Copy out every record below exactly as written, but leave out any pictures.

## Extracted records

——————————

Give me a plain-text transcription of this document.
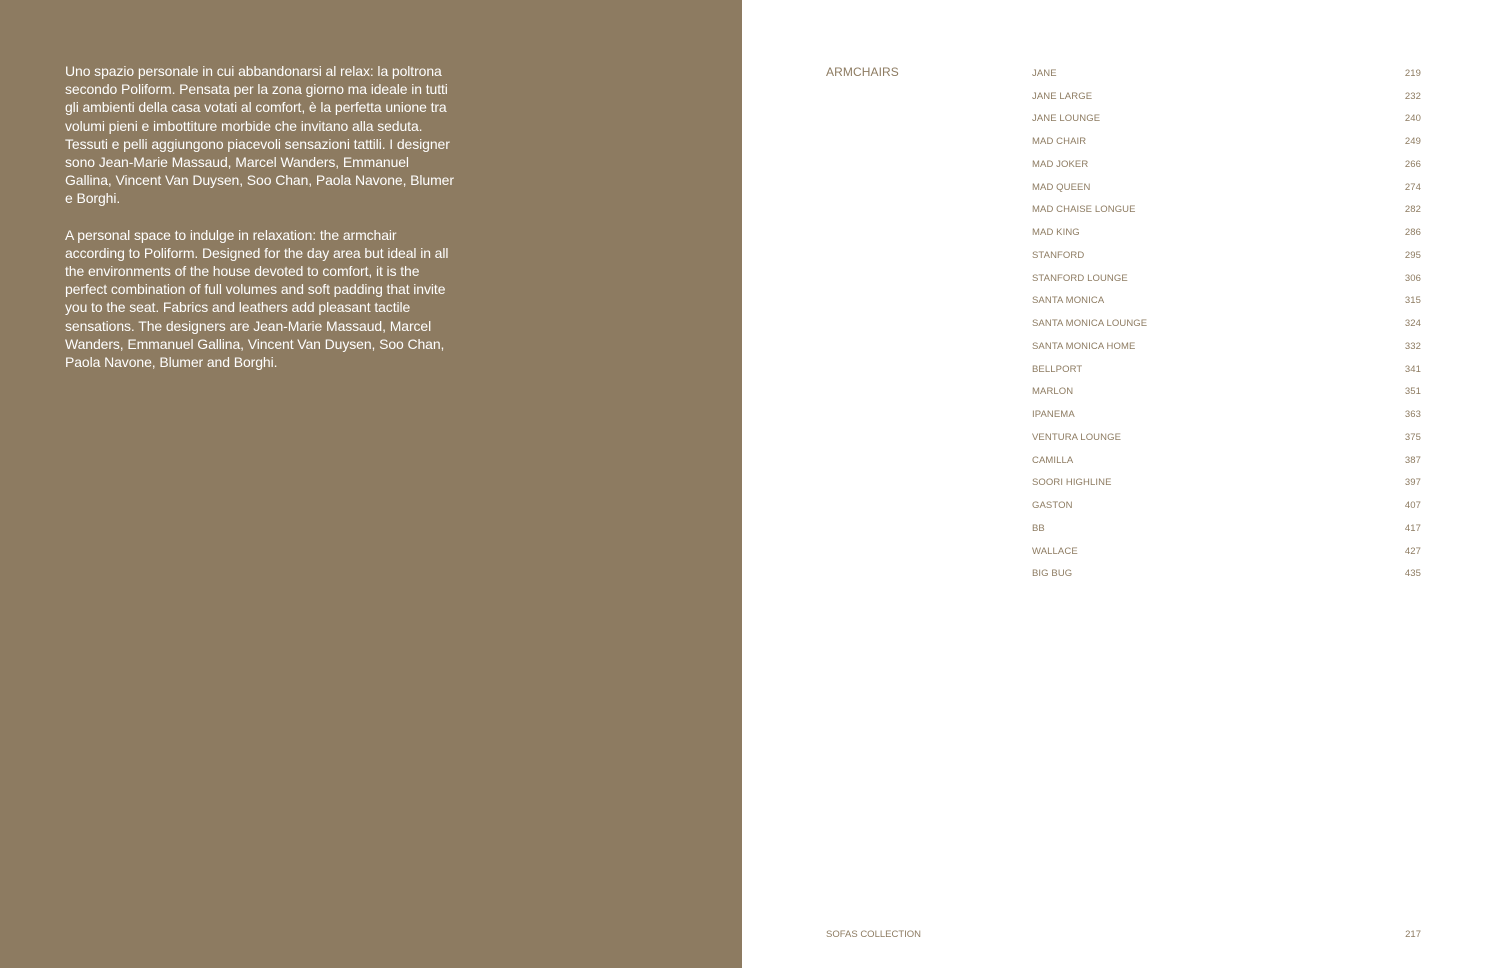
Uno spazio personale in cui abbandonarsi al relax: la poltrona secondo Poliform. Pensata per la zona giorno ma ideale in tutti gli ambienti della casa votati al comfort, è la perfetta unione tra volumi pieni e imbottiture morbide che invitano alla seduta. Tessuti e pelli aggiungono piacevoli sensazioni tattili. I designer sono Jean-Marie Massaud, Marcel Wanders, Emmanuel Gallina, Vincent Van Duysen, Soo Chan, Paola Navone, Blumer e Borghi.

A personal space to indulge in relaxation: the armchair according to Poliform. Designed for the day area but ideal in all the environments of the house devoted to comfort, it is the perfect combination of full volumes and soft padding that invite you to the seat. Fabrics and leathers add pleasant tactile sensations. The designers are Jean-Marie Massaud, Marcel Wanders, Emmanuel Gallina, Vincent Van Duysen, Soo Chan, Paola Navone, Blumer and Borghi.

ARMCHAIRS	JANE	219
JANE LARGE	232
JANE LOUNGE	240
MAD CHAIR	249
MAD JOKER	266
MAD QUEEN	274
MAD CHAISE LONGUE	282
MAD KING	286
STANFORD	295
STANFORD LOUNGE	306
SANTA MONICA	315
SANTA MONICA LOUNGE	324
SANTA MONICA HOME	332
BELLPORT	341
MARLON	351
IPANEMA	363
VENTURA LOUNGE	375
CAMILLA	387
SOORI HIGHLINE	397
GASTON	407
BB	417
WALLACE	427
BIG BUG	435
SOFAS COLLECTION	217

——————————

## ANSWER TO THE PROBLEM
Give me a plain-text transcription of this document.
Uno spazio personale in cui abbandonarsi al relax: la poltrona secondo Poliform. Pensata per la zona giorno ma ideale in tutti gli ambienti della casa votati al comfort, è la perfetta unione tra volumi pieni e imbottiture morbide che invitano alla seduta. Tessuti e pelli aggiungono piacevoli sensazioni tattili. I designer sono Jean-Marie Massaud, Marcel Wanders, Emmanuel Gallina, Vincent Van Duysen, Soo Chan, Paola Navone, Blumer e Borghi.

A personal space to indulge in relaxation: the armchair according to Poliform. Designed for the day area but ideal in all the environments of the house devoted to comfort, it is the perfect combination of full volumes and soft padding that invite you to the seat. Fabrics and leathers add pleasant tactile sensations. The designers are Jean-Marie Massaud, Marcel Wanders, Emmanuel Gallina, Vincent Van Duysen, Soo Chan, Paola Navone, Blumer and Borghi.

ARMCHAIRS	JANE	219
JANE LARGE	232
JANE LOUNGE	240
MAD CHAIR	249
MAD JOKER	266
MAD QUEEN	274
MAD CHAISE LONGUE	282
MAD KING	286
STANFORD	295
STANFORD LOUNGE	306
SANTA MONICA	315
SANTA MONICA LOUNGE	324
SANTA MONICA HOME	332
BELLPORT	341
MARLON	351
IPANEMA	363
VENTURA LOUNGE	375
CAMILLA	387
SOORI HIGHLINE	397
GASTON	407
BB	417
WALLACE	427
BIG BUG	435
SOFAS COLLECTION	217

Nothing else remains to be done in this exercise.